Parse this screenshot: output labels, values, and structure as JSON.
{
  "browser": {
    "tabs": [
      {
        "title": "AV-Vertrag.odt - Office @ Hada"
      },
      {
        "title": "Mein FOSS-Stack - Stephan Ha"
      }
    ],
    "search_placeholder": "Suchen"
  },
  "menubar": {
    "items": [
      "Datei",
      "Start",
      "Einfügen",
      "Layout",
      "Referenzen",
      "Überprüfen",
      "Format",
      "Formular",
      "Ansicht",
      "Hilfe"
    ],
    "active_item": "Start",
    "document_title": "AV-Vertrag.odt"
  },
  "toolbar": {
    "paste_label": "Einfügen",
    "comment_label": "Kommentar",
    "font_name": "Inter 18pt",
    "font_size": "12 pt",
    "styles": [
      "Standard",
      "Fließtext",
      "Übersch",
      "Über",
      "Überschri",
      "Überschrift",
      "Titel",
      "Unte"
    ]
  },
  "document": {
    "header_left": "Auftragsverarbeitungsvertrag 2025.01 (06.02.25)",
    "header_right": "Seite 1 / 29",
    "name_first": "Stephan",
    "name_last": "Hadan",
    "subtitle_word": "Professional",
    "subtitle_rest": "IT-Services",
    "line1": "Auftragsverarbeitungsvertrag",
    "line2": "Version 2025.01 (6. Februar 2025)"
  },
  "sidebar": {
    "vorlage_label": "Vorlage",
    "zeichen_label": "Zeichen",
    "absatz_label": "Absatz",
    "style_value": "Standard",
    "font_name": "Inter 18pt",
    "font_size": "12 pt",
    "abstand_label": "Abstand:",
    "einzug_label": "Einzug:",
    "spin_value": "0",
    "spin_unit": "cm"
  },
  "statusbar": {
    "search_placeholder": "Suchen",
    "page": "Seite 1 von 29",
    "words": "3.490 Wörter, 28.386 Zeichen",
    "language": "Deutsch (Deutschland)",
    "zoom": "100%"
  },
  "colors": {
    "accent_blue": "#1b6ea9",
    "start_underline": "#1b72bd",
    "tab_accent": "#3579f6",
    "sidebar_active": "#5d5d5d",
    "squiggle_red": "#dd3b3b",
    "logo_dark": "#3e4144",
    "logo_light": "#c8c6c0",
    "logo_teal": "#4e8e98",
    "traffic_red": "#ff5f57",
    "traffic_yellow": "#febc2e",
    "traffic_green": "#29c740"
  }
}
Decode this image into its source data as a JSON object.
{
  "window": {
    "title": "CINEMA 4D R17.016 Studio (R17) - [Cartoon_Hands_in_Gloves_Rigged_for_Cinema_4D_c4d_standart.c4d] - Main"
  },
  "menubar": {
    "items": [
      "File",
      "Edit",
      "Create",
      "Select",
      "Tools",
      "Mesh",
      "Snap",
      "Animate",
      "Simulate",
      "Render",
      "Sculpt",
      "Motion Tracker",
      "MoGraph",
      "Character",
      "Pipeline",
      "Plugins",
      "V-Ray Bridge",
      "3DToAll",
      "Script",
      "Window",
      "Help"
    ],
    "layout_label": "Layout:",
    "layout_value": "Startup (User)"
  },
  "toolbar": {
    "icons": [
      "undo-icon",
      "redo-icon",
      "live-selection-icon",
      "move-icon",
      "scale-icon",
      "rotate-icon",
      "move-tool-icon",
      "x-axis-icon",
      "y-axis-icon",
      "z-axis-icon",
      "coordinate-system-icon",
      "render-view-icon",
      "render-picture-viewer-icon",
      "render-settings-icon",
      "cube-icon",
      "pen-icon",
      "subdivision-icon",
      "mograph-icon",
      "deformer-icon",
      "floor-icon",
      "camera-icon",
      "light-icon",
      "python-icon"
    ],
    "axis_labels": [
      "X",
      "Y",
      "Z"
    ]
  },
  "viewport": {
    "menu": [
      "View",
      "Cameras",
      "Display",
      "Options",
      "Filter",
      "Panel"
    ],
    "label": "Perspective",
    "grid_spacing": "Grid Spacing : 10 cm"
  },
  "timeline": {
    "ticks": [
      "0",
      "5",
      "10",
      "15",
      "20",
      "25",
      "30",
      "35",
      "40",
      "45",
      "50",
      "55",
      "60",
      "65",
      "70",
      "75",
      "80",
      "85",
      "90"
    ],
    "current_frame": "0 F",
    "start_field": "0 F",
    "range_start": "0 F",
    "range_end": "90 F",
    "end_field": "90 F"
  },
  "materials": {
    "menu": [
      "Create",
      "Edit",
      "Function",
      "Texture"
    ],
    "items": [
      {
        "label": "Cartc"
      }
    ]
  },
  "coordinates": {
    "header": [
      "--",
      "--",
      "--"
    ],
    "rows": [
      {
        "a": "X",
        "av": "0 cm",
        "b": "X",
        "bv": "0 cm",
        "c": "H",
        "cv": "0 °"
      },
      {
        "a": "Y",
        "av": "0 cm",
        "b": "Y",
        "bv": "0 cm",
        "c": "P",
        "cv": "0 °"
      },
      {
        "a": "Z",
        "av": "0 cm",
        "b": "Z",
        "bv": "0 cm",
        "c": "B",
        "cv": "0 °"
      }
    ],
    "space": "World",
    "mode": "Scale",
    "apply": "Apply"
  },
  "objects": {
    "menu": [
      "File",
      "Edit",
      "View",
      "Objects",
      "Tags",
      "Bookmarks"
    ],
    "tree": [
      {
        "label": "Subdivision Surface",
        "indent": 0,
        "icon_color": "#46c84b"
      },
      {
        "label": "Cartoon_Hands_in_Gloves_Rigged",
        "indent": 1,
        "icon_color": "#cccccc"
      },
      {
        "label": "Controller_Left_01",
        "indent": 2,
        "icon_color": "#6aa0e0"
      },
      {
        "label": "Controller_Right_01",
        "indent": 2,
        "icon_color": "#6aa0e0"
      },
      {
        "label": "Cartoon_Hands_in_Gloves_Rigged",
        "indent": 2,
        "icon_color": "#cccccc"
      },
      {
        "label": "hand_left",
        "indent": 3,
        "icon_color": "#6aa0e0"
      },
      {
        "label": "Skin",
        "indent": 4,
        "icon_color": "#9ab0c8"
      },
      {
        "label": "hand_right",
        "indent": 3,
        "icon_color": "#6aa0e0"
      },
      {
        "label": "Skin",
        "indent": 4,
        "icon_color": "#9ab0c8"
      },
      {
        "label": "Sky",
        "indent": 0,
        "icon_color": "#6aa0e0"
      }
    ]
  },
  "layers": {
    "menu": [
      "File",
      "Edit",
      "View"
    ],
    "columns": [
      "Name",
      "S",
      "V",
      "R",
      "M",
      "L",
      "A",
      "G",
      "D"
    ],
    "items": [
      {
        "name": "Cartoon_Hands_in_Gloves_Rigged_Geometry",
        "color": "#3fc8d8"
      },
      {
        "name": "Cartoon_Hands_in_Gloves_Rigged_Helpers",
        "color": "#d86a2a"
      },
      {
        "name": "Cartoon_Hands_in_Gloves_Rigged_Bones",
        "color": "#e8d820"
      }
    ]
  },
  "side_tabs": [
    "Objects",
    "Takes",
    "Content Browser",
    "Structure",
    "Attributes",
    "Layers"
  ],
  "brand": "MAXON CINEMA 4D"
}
● ● ● ● ●
**Exercise details:** Write out the whole listing again, exactly as it stands.

**Result below:**
Parse this screenshot: output labels, values, and structure as JSON.
{
  "browser": {
    "tabs": [
      {
        "title": "AV-Vertrag.odt - Office @ Hada"
      },
      {
        "title": "Mein FOSS-Stack - Stephan Ha"
      }
    ],
    "search_placeholder": "Suchen"
  },
  "menubar": {
    "items": [
      "Datei",
      "Start",
      "Einfügen",
      "Layout",
      "Referenzen",
      "Überprüfen",
      "Format",
      "Formular",
      "Ansicht",
      "Hilfe"
    ],
    "active_item": "Start",
    "document_title": "AV-Vertrag.odt"
  },
  "toolbar": {
    "paste_label": "Einfügen",
    "comment_label": "Kommentar",
    "font_name": "Inter 18pt",
    "font_size": "12 pt",
    "styles": [
      "Standard",
      "Fließtext",
      "Übersch",
      "Über",
      "Überschri",
      "Überschrift",
      "Titel",
      "Unte"
    ]
  },
  "document": {
    "header_left": "Auftragsverarbeitungsvertrag 2025.01 (06.02.25)",
    "header_right": "Seite 1 / 29",
    "name_first": "Stephan",
    "name_last": "Hadan",
    "subtitle_word": "Professional",
    "subtitle_rest": "IT-Services",
    "line1": "Auftragsverarbeitungsvertrag",
    "line2": "Version 2025.01 (6. Februar 2025)"
  },
  "sidebar": {
    "vorlage_label": "Vorlage",
    "zeichen_label": "Zeichen",
    "absatz_label": "Absatz",
    "style_value": "Standard",
    "font_name": "Inter 18pt",
    "font_size": "12 pt",
    "abstand_label": "Abstand:",
    "einzug_label": "Einzug:",
    "spin_value": "0",
    "spin_unit": "cm"
  },
  "statusbar": {
    "search_placeholder": "Suchen",
    "page": "Seite 1 von 29",
    "words": "3.490 Wörter, 28.386 Zeichen",
    "language": "Deutsch (Deutschland)",
    "zoom": "100%"
  },
  "colors": {
    "accent_blue": "#1b6ea9",
    "start_underline": "#1b72bd",
    "tab_accent": "#3579f6",
    "sidebar_active": "#5d5d5d",
    "squiggle_red": "#dd3b3b",
    "logo_dark": "#3e4144",
    "logo_light": "#c8c6c0",
    "logo_teal": "#4e8e98",
    "traffic_red": "#ff5f57",
    "traffic_yellow": "#febc2e",
    "traffic_green": "#29c740"
  }
}
Decode this image into its source data as a JSON object.
{
  "window": {
    "title": "CINEMA 4D R17.016 Studio (R17) - [Cartoon_Hands_in_Gloves_Rigged_for_Cinema_4D_c4d_standart.c4d] - Main"
  },
  "menubar": {
    "items": [
      "File",
      "Edit",
      "Create",
      "Select",
      "Tools",
      "Mesh",
      "Snap",
      "Animate",
      "Simulate",
      "Render",
      "Sculpt",
      "Motion Tracker",
      "MoGraph",
      "Character",
      "Pipeline",
      "Plugins",
      "V-Ray Bridge",
      "3DToAll",
      "Script",
      "Window",
      "Help"
    ],
    "layout_label": "Layout:",
    "layout_value": "Startup (User)"
  },
  "toolbar": {
    "icons": [
      "undo-icon",
      "redo-icon",
      "live-selection-icon",
      "move-icon",
      "scale-icon",
      "rotate-icon",
      "move-tool-icon",
      "x-axis-icon",
      "y-axis-icon",
      "z-axis-icon",
      "coordinate-system-icon",
      "render-view-icon",
      "render-picture-viewer-icon",
      "render-settings-icon",
      "cube-icon",
      "pen-icon",
      "subdivision-icon",
      "mograph-icon",
      "deformer-icon",
      "floor-icon",
      "camera-icon",
      "light-icon",
      "python-icon"
    ],
    "axis_labels": [
      "X",
      "Y",
      "Z"
    ]
  },
  "viewport": {
    "menu": [
      "View",
      "Cameras",
      "Display",
      "Options",
      "Filter",
      "Panel"
    ],
    "label": "Perspective",
    "grid_spacing": "Grid Spacing : 10 cm"
  },
  "timeline": {
    "ticks": [
      "0",
      "5",
      "10",
      "15",
      "20",
      "25",
      "30",
      "35",
      "40",
      "45",
      "50",
      "55",
      "60",
      "65",
      "70",
      "75",
      "80",
      "85",
      "90"
    ],
    "current_frame": "0 F",
    "start_field": "0 F",
    "range_start": "0 F",
    "range_end": "90 F",
    "end_field": "90 F"
  },
  "materials": {
    "menu": [
      "Create",
      "Edit",
      "Function",
      "Texture"
    ],
    "items": [
      {
        "label": "Cartc"
      }
    ]
  },
  "coordinates": {
    "header": [
      "--",
      "--",
      "--"
    ],
    "rows": [
      {
        "a": "X",
        "av": "0 cm",
        "b": "X",
        "bv": "0 cm",
        "c": "H",
        "cv": "0 °"
      },
      {
        "a": "Y",
        "av": "0 cm",
        "b": "Y",
        "bv": "0 cm",
        "c": "P",
        "cv": "0 °"
      },
      {
        "a": "Z",
        "av": "0 cm",
        "b": "Z",
        "bv": "0 cm",
        "c": "B",
        "cv": "0 °"
      }
    ],
    "space": "World",
    "mode": "Scale",
    "apply": "Apply"
  },
  "objects": {
    "menu": [
      "File",
      "Edit",
      "View",
      "Objects",
      "Tags",
      "Bookmarks"
    ],
    "tree": [
      {
        "label": "Subdivision Surface",
        "indent": 0,
        "icon_color": "#46c84b"
      },
      {
        "label": "Cartoon_Hands_in_Gloves_Rigged",
        "indent": 1,
        "icon_color": "#cccccc"
      },
      {
        "label": "Controller_Left_01",
        "indent": 2,
        "icon_color": "#6aa0e0"
      },
      {
        "label": "Controller_Right_01",
        "indent": 2,
        "icon_color": "#6aa0e0"
      },
      {
        "label": "Cartoon_Hands_in_Gloves_Rigged",
        "indent": 2,
        "icon_color": "#cccccc"
      },
      {
        "label": "hand_left",
        "indent": 3,
        "icon_color": "#6aa0e0"
      },
      {
        "label": "Skin",
        "indent": 4,
        "icon_color": "#9ab0c8"
      },
      {
        "label": "hand_right",
        "indent": 3,
        "icon_color": "#6aa0e0"
      },
      {
        "label": "Skin",
        "indent": 4,
        "icon_color": "#9ab0c8"
      },
      {
        "label": "Sky",
        "indent": 0,
        "icon_color": "#6aa0e0"
      }
    ]
  },
  "layers": {
    "menu": [
      "File",
      "Edit",
      "View"
    ],
    "columns": [
      "Name",
      "S",
      "V",
      "R",
      "M",
      "L",
      "A",
      "G",
      "D"
    ],
    "items": [
      {
        "name": "Cartoon_Hands_in_Gloves_Rigged_Geometry",
        "color": "#3fc8d8"
      },
      {
        "name": "Cartoon_Hands_in_Gloves_Rigged_Helpers",
        "color": "#d86a2a"
      },
      {
        "name": "Cartoon_Hands_in_Gloves_Rigged_Bones",
        "color": "#e8d820"
      }
    ]
  },
  "side_tabs": [
    "Objects",
    "Takes",
    "Content Browser",
    "Structure",
    "Attributes",
    "Layers"
  ],
  "brand": "MAXON CINEMA 4D"
}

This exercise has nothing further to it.